*What you will do*:
Extract each line where the string "octave" shows up.

*Items*:
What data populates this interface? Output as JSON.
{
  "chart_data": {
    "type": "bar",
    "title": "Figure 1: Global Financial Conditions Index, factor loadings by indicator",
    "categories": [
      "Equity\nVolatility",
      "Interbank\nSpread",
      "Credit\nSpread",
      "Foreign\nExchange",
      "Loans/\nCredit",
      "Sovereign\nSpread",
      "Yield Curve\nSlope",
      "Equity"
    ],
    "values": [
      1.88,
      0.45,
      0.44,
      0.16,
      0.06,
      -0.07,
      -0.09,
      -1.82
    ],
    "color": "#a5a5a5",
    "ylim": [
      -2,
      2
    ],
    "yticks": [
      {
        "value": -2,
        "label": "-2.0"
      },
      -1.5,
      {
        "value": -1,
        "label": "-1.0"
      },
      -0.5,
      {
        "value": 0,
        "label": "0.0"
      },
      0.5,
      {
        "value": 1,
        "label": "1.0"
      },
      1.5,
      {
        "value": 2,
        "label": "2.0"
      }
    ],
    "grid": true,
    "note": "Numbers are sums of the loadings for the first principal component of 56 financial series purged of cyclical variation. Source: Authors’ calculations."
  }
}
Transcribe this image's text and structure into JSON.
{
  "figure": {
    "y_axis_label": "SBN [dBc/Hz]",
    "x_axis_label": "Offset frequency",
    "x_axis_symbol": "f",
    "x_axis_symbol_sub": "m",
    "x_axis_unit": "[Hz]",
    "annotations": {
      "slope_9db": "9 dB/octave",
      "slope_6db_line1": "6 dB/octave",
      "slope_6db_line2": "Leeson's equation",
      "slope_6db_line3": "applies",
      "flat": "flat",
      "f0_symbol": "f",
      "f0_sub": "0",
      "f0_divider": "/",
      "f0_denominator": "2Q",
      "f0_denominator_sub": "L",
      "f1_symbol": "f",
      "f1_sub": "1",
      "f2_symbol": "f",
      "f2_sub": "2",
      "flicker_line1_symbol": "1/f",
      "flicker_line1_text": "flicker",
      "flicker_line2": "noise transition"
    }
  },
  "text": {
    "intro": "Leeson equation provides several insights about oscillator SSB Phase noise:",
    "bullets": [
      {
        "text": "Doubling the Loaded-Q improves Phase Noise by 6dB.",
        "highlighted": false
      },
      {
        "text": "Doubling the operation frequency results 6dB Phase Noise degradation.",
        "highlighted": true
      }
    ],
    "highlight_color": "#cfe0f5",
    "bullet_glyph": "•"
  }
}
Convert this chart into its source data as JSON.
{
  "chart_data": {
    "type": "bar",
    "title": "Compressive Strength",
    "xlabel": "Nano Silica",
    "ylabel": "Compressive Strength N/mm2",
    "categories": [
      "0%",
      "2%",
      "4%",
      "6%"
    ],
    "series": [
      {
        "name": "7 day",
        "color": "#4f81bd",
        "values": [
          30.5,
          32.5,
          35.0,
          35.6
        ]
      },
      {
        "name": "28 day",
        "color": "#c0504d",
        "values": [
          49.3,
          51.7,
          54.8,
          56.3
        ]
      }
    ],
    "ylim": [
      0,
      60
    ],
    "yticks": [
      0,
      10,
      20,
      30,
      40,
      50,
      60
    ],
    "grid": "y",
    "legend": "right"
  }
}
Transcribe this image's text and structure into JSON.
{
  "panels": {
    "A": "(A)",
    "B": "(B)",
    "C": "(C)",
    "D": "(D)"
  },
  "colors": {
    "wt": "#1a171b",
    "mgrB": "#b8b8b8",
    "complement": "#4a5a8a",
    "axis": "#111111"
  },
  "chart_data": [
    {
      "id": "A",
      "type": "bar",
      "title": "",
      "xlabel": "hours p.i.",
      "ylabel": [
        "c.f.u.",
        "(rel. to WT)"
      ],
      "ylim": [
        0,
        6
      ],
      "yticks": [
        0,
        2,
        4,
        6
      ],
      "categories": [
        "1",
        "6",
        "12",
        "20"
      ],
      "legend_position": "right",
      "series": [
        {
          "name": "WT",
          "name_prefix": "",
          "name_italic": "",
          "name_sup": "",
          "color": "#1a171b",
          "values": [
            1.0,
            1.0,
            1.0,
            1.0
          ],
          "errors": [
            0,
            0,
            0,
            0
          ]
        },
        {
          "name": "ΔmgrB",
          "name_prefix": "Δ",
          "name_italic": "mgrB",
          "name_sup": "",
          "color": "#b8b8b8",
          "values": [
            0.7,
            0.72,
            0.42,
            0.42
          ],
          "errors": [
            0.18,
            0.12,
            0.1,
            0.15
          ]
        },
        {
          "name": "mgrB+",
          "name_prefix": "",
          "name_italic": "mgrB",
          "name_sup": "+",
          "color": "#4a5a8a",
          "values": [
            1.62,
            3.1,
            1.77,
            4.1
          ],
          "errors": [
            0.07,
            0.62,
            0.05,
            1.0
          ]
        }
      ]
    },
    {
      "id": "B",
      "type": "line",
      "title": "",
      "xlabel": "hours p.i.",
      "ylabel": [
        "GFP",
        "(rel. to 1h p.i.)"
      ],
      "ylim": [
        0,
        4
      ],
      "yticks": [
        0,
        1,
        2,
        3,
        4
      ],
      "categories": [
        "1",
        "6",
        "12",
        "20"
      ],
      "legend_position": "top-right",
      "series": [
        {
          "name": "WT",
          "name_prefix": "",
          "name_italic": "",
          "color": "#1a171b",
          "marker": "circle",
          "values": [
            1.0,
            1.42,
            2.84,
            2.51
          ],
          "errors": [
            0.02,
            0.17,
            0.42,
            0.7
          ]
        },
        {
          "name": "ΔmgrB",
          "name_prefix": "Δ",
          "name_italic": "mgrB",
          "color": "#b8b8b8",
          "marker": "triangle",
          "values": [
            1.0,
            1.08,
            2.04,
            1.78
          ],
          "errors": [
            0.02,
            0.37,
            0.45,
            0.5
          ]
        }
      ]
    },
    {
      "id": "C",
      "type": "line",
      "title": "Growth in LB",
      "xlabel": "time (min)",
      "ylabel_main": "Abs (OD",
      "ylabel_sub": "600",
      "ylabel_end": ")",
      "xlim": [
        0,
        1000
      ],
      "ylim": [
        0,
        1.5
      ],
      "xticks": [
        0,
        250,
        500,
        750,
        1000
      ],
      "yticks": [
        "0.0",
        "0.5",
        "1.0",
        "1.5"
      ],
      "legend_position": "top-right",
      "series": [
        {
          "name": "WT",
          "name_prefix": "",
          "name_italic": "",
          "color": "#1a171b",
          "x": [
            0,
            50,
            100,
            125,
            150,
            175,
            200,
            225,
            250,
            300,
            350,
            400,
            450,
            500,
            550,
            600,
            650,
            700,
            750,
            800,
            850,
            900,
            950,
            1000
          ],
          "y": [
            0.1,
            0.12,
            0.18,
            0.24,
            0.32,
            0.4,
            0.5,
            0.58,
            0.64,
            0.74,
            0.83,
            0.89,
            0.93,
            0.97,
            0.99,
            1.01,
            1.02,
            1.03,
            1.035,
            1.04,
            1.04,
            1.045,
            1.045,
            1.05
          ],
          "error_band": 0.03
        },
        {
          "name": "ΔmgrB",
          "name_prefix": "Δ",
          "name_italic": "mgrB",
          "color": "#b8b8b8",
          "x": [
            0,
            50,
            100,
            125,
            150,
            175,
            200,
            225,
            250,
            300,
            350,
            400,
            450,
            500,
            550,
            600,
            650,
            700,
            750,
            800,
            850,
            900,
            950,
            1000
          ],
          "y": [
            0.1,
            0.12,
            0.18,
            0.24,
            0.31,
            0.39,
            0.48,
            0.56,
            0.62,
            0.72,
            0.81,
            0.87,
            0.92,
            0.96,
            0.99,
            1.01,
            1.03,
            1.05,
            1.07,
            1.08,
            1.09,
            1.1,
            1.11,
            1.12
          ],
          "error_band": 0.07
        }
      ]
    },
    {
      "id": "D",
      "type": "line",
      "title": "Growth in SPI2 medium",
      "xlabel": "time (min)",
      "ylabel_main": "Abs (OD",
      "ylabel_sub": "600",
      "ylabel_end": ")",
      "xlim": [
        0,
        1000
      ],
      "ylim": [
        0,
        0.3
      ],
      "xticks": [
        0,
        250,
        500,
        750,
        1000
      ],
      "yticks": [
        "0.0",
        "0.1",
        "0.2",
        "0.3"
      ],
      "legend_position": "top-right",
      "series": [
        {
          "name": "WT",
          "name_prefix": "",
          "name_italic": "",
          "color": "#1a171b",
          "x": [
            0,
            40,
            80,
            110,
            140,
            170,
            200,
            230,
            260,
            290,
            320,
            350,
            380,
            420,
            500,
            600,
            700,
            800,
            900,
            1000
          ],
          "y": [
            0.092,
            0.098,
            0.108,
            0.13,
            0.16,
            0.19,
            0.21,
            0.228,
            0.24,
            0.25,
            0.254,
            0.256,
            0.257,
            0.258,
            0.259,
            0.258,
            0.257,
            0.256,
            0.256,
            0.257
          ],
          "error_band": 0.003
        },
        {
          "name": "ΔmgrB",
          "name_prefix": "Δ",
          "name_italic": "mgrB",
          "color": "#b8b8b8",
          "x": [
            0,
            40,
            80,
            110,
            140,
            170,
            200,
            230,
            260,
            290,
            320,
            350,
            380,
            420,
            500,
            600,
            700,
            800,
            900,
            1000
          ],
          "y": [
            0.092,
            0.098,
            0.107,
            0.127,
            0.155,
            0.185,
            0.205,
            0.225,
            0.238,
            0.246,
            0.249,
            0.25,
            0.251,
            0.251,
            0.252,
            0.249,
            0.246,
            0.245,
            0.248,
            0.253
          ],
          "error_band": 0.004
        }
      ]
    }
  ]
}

*Response to the exercise*:
      "slope_9db": "9 dB/octave",
      "slope_6db_line1": "6 dB/octave",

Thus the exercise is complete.